**Text passage**
I have a list of objects in a hierarchical structure. I want to build complex LINQ queries against that object list based on "conditions" a client company sets and are stored in the database. So I need to build these at run time, but because they will be run repeatedly whenever the client's users update or refresh their data I would like to store the LINQ queries in objects rather than rebuild them each time.
I have looked at ScottGu's Blog about Dynamic LINQ.
Also this article about using expression trees.
Neither of these appear to provide an adequate solution, but I may not be understanding them adequately. I'm afraid that I'm trying to use LINQ when I should consider other options.
My object hierarchy:
WorkOrder[]
Field[]
Task[]
Field[]
Here is an example of a LINQ query that I would like to store and execute. I can reasonably build this format based on the database records that define the conditions.
var query =
from wo in WorkOrders
from woF in wo.Fields
from task in wo.Tasks
from taskF in task.Fields
from taskF2 in task.Fields
where woF.Name == "System Status"
&& woF.Value.Contains("SETC")
&& taskF.Name == "Material"
&& taskF.Value == "Y"
&& taskF2.Name == "Planner"
&& taskF2.Value == "GR5259"
select new
{
wo_id = wo.ID,
task_id = task.ID
};
A few considerations.
In my code I envision:
//1) Retrieve business rules from DB. I can do this.
//2) Iterate through the business rules to build the linq queries.
foreach (BusinessRule br in BusinessRules) {
//Grab the criteria for the rule from the DB.
//Create a linq to object query based on the criteria just built.
//Add this query to a list for later use.
}
...Elsewhere in application.
//Iterate through and execute the linq queries in order to apply business rules to data cached in the application.
foreach (LinqQuery q in LinqQueries) {
//Execute the query
//Apply business rule to the results.
}
Thank you very much for your thoughts, effort and ideas.
Based on the discussion with Guillaume I would only suggest to pay attention to the type of the resulting query when playing around with advanced dynamic query generation. If you are changing the shape of what is being returned via Select
, Aggregate
, or one of the other methods you will expect your inner type to change accordingly. If you are just filtering with Where you can keep adding on as many additional cases you want unless you want OR behavior then things like PredicateBuilder helps. If you want to pull in more data via Join
, Zip
, ... then you are either doing so to filter, add to the rows returned, and possibly change the shape of the data.
I've done a lot of this in the past and had most success focusing on specific helper methods that allow for common cases that I need and then leaning on linq expression trees and patterns such as the visitor pattern to allow custom expression built at runtime.

**Instructions for the task**
Decide whether each statement agrees with the passage on storing dynamic LINQ queries, answering yes or no and quoting the deciding words: (a) The writer wants to keep the LINQ queries in objects instead of rebuilding them every time. (b) The writer found ScottGu's Blog about Dynamic LINQ to be an adequate solution. (c) The reply suggests tools like PredicateBuilder for OR behavior when filtering with Where.

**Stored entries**
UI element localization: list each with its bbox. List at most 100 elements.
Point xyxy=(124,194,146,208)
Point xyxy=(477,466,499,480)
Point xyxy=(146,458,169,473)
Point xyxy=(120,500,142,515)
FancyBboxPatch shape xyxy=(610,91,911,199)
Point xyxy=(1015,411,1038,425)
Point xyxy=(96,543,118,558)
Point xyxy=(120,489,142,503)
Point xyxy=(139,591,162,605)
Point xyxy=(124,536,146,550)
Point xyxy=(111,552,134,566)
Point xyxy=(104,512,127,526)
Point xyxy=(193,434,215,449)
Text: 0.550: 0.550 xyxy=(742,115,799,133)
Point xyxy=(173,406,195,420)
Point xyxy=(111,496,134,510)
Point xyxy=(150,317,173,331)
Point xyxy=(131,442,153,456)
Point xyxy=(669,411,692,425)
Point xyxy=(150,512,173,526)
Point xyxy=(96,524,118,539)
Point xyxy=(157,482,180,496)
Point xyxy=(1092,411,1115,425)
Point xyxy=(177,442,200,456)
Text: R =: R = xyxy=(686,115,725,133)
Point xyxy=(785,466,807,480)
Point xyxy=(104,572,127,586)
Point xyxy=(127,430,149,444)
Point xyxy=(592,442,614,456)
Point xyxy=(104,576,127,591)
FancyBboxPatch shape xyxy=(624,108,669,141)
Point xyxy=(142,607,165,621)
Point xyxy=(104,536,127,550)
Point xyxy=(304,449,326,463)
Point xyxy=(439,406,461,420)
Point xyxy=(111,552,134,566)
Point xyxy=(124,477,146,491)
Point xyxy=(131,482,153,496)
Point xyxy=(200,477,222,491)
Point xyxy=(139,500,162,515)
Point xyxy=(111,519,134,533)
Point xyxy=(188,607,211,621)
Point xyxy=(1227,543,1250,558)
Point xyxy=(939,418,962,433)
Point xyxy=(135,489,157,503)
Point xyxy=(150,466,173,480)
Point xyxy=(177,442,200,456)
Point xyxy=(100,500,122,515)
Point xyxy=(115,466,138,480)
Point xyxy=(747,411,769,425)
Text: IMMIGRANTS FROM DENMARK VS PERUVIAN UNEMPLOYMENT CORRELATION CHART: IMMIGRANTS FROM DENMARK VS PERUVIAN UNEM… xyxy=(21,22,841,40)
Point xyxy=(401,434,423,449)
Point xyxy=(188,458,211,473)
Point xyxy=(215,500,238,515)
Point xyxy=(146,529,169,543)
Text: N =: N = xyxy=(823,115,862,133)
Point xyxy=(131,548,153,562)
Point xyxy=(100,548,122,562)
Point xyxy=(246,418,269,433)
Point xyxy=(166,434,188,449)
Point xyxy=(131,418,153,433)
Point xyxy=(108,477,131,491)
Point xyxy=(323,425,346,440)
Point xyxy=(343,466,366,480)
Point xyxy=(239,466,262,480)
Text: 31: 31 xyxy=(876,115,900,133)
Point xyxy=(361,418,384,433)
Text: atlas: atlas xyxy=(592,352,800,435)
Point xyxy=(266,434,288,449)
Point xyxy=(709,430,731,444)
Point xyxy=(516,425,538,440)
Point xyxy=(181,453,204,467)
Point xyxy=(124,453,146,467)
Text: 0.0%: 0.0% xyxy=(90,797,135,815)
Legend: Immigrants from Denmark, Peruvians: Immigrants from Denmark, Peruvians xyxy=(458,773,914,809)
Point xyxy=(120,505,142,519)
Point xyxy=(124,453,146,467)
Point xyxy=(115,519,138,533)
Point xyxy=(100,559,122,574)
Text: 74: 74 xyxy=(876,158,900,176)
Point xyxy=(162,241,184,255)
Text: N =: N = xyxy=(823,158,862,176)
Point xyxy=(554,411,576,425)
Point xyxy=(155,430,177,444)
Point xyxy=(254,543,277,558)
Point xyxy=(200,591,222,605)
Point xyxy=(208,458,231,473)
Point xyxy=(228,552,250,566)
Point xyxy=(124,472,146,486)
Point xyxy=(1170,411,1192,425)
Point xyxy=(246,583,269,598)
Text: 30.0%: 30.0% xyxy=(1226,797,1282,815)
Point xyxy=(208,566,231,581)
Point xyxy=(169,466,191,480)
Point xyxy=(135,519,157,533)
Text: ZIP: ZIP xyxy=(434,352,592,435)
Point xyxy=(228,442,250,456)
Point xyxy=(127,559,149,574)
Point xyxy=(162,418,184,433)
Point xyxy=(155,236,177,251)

**Solution to the problem**
(a) Yes: "I would like to store the LINQ queries in objects rather than rebuild them each time."
(b) No: "Neither of these appear to provide an adequate solution"
(c) Yes: "unless you want OR behavior then things like PredicateBuilder helps"